### Written problem 1
Answer these questions about the passage on Lydia's visit:
(a) How old is Lydia?
(b) What colors is the hammock she asks to lie in?
(c) What did she pull off when the mums were being watered?

### Document segment

[start]

Little Mystic, Great Mind: Splendor in the Grass
“[To the mystic] grass is really a forest and the grasshopper a dragon.
Little things please great minds.”
When little Lydia, almost two and a half, visited our house recently, she spent the first few minutes walking from room to room, noticing things she remembered from her last visit nearly a year ago. She exclaimed gleefully when she spotted two Russian dolls and a family of brass llamas (the Llama Llama book series is one of her favorites) on the living room shelf.
Outside, she asked to swing in the yellow seat and to lie down in the red-and-green striped hammock.
“The basement!” is Lydia’s favorite place at our house. She goes to the basement door a dozen times a day, pausing to look up at the cow image on the Silver Summit Dairy sign, one her great-grandmother designed, as she carefully navigates the steps. Upon turning the corner to the garage-sale-toy-filled space, she squeals with delight.
“I ride the horsie. You sit on the blue ball,” she commands.
In this space, everything pleases Lydia. Like Adam in the Garden of Eden, she loves naming things. And counting. And singing. Color, especially the color purple, delights her. She never fails to praise it, and when she sees my royal purple robe, she claps her hands and calls it “special!”
Lydia loves machines that make noise — mixers, vacuums, hair dryers — but she doesn’t want to get too close to them or even turn them on. She looks at them from a distance. What she does want to get close to is anything natural or created within her range of vision. When we watered the purple mums, she had to pull one off to examine it more closely in the palm of her hand.

[end]

### Written problem 2
Reproduce the rows starting at the line that contains "y-tick-label: 1 <box>472 31 483 51</box>" and ending at the line that contains "y-tick-label: 0.2 <box>31 317 57 337</box>", including both of those lines.

### Material

[start]

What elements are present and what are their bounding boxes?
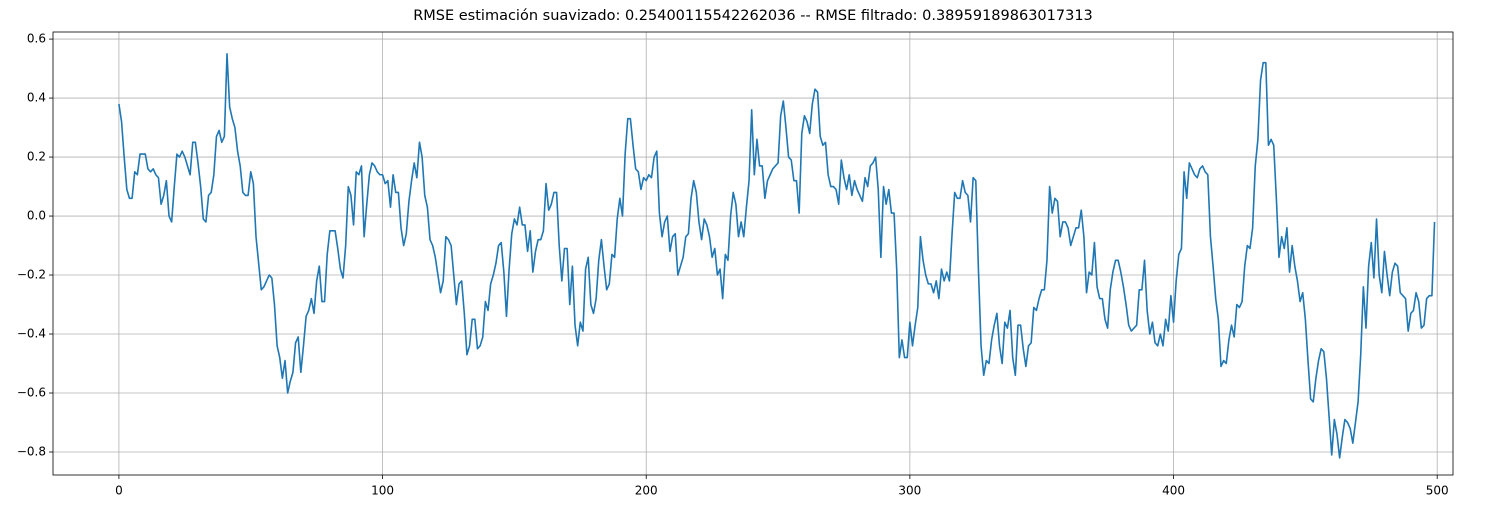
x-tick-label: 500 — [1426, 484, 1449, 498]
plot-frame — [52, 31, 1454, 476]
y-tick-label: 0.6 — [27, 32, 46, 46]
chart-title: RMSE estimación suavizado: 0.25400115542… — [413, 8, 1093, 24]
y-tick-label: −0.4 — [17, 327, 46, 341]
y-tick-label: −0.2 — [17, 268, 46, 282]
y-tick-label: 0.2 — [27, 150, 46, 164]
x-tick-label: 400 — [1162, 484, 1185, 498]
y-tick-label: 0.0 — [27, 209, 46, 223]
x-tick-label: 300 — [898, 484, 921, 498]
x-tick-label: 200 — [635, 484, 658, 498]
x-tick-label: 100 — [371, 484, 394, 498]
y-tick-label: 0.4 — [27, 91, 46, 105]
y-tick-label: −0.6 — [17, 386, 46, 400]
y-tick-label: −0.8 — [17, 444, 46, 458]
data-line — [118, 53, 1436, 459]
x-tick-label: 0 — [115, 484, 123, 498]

[end]
[start]

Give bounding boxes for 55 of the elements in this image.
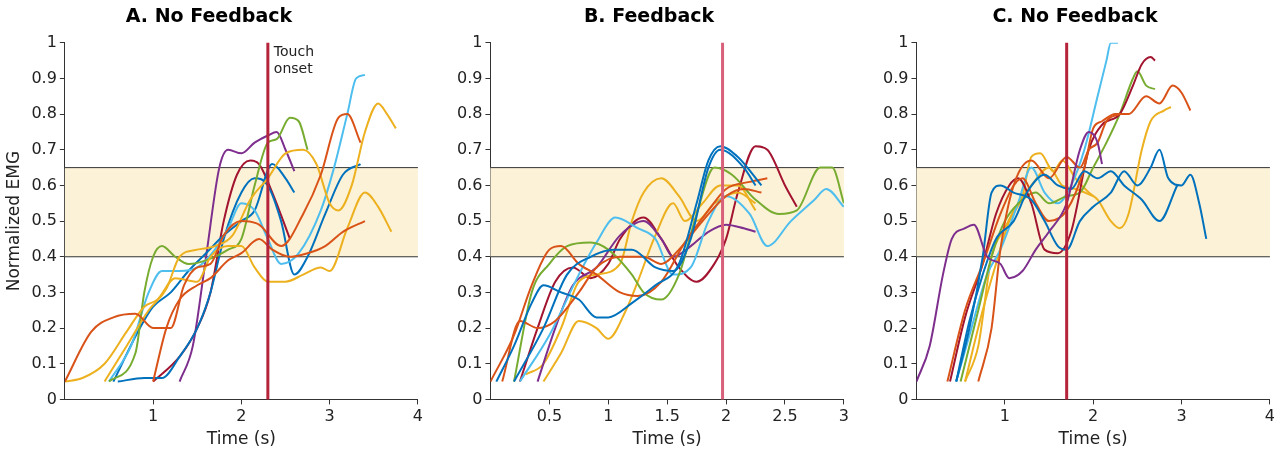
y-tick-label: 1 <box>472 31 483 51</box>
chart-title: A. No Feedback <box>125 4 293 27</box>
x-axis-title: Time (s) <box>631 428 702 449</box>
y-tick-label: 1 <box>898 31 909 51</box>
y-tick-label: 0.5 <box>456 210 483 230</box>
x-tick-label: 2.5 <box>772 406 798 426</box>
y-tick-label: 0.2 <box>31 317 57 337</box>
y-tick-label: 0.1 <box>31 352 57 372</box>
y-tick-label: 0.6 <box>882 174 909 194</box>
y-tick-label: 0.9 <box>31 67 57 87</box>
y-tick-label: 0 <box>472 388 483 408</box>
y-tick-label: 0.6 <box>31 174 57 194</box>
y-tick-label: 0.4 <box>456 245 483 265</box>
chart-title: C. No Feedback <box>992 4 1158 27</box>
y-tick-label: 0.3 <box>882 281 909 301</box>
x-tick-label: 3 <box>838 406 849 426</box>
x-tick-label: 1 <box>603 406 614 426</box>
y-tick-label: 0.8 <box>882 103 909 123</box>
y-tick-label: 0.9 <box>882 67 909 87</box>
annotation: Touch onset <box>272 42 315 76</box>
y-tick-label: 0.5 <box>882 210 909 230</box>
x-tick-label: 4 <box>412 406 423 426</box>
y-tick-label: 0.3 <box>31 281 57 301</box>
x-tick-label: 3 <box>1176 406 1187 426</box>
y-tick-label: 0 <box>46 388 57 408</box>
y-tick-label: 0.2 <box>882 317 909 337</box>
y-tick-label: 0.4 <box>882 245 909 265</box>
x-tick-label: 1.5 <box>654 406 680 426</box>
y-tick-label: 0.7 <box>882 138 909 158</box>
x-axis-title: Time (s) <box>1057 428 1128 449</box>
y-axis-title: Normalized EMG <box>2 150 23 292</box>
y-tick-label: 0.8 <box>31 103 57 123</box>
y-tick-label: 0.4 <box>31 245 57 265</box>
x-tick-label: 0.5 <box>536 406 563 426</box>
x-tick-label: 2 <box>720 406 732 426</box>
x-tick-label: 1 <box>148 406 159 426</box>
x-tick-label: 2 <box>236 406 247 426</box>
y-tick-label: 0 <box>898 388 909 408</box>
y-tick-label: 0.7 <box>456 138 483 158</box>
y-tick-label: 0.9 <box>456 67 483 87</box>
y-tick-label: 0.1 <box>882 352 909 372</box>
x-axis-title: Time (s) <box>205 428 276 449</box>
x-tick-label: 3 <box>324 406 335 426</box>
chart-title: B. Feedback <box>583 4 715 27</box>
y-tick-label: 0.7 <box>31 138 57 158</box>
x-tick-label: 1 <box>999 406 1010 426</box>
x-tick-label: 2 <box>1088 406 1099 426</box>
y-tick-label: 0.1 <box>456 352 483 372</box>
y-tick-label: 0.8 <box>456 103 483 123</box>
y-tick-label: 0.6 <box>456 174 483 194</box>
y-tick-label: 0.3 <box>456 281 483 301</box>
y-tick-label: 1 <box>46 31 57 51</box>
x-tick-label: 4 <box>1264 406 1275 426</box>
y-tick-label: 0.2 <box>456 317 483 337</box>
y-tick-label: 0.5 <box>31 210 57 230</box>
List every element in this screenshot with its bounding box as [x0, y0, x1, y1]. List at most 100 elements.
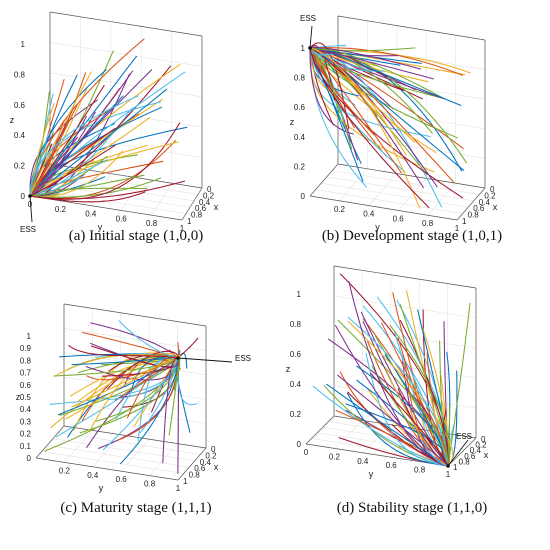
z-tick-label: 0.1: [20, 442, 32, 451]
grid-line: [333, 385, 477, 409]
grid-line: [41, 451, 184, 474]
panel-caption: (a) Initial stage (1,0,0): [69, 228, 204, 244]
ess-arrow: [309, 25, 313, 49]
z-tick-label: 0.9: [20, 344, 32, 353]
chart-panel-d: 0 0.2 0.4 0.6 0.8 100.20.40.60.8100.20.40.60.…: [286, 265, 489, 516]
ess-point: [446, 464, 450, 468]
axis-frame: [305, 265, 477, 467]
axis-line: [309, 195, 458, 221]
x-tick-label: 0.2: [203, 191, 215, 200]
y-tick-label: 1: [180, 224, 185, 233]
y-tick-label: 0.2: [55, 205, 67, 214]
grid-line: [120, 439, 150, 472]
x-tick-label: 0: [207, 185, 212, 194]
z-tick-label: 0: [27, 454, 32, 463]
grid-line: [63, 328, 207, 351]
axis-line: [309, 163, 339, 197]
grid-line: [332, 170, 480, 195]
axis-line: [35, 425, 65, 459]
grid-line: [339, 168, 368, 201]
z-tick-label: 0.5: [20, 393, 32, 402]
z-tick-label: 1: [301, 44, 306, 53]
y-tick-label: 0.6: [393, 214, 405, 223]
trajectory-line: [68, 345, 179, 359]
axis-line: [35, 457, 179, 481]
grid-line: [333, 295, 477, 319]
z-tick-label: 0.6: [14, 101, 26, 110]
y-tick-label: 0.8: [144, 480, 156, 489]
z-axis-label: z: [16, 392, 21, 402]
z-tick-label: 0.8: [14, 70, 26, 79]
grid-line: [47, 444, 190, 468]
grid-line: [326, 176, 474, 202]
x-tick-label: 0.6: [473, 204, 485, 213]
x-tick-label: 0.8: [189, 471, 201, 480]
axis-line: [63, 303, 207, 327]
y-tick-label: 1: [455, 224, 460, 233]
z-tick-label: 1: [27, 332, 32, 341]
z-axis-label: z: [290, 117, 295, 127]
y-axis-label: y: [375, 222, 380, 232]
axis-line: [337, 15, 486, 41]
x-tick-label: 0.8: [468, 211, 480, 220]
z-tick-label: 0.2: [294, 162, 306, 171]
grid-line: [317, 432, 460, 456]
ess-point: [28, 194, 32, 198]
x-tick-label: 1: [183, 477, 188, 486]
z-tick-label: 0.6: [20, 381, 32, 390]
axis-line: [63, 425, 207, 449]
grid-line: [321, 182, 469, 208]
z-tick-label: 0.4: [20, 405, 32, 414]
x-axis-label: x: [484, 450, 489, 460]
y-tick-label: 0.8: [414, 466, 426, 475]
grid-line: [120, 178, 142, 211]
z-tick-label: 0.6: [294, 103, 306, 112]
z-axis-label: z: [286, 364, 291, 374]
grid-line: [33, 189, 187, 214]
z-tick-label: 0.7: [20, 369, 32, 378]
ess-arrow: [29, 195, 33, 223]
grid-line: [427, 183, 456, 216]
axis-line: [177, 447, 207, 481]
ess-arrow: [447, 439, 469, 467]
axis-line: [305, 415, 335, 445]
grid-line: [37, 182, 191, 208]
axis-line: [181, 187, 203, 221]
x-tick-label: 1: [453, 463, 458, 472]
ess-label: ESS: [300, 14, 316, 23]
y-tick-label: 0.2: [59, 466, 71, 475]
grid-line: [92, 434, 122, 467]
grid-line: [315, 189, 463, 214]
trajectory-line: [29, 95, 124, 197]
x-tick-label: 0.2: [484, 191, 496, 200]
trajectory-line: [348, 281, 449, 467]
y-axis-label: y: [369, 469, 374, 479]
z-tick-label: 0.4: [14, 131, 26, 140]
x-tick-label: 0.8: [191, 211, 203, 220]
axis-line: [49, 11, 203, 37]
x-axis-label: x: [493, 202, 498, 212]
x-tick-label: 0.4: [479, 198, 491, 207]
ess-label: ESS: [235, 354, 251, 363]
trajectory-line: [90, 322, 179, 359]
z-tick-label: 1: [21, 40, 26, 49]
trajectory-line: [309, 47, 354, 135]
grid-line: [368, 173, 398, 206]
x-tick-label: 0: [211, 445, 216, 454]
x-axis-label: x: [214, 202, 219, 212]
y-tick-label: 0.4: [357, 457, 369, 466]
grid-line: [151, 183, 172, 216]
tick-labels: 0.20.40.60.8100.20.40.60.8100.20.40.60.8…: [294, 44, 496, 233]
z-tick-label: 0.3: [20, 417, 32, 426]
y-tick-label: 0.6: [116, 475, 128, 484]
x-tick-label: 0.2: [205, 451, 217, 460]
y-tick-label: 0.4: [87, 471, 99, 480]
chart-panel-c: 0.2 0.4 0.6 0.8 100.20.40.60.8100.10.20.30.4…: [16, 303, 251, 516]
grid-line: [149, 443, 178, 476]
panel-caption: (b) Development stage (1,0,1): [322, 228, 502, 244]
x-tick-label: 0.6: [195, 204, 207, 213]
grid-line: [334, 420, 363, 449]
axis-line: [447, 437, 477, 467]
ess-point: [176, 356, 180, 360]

[end]
[start]

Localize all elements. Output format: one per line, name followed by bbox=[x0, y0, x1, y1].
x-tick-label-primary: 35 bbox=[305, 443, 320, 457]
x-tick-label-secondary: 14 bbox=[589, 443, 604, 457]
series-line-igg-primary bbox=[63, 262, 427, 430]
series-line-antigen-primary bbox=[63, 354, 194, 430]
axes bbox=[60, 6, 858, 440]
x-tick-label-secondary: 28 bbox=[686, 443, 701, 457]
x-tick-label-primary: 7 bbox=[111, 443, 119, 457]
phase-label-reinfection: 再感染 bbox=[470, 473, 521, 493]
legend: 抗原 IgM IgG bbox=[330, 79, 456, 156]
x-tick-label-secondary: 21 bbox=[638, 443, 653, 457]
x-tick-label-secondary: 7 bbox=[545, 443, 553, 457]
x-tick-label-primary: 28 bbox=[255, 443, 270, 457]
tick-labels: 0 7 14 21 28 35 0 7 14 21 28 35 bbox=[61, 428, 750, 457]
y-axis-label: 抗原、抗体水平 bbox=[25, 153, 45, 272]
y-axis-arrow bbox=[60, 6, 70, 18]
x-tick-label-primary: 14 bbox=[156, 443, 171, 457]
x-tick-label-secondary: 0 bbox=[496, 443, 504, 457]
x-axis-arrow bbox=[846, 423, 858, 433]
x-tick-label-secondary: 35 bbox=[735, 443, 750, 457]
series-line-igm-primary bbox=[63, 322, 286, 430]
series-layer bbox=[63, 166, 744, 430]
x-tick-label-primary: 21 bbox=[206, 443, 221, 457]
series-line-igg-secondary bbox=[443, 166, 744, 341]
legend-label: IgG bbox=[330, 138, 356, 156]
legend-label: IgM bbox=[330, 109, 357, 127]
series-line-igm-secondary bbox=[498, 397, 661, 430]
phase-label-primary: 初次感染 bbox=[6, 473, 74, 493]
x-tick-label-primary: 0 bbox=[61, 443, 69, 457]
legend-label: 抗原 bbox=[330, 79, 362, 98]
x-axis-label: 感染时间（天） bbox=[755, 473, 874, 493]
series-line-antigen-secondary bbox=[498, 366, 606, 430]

[end]

### Correct response 1
(a) Almost two and a half.
(b) Red and green, in stripes.
(c) One of the purple mums.

### Correct response 2
y-tick-label: 1 <box>472 31 483 51</box>
chart-title: A. No Feedback <box>125 4 293 27</box>
x-axis-title: Time (s) <box>631 428 702 449</box>
y-tick-label: 1 <box>898 31 909 51</box>
y-tick-label: 0.5 <box>456 210 483 230</box>
x-tick-label: 2.5 <box>772 406 798 426</box>
y-tick-label: 0.2 <box>31 317 57 337</box>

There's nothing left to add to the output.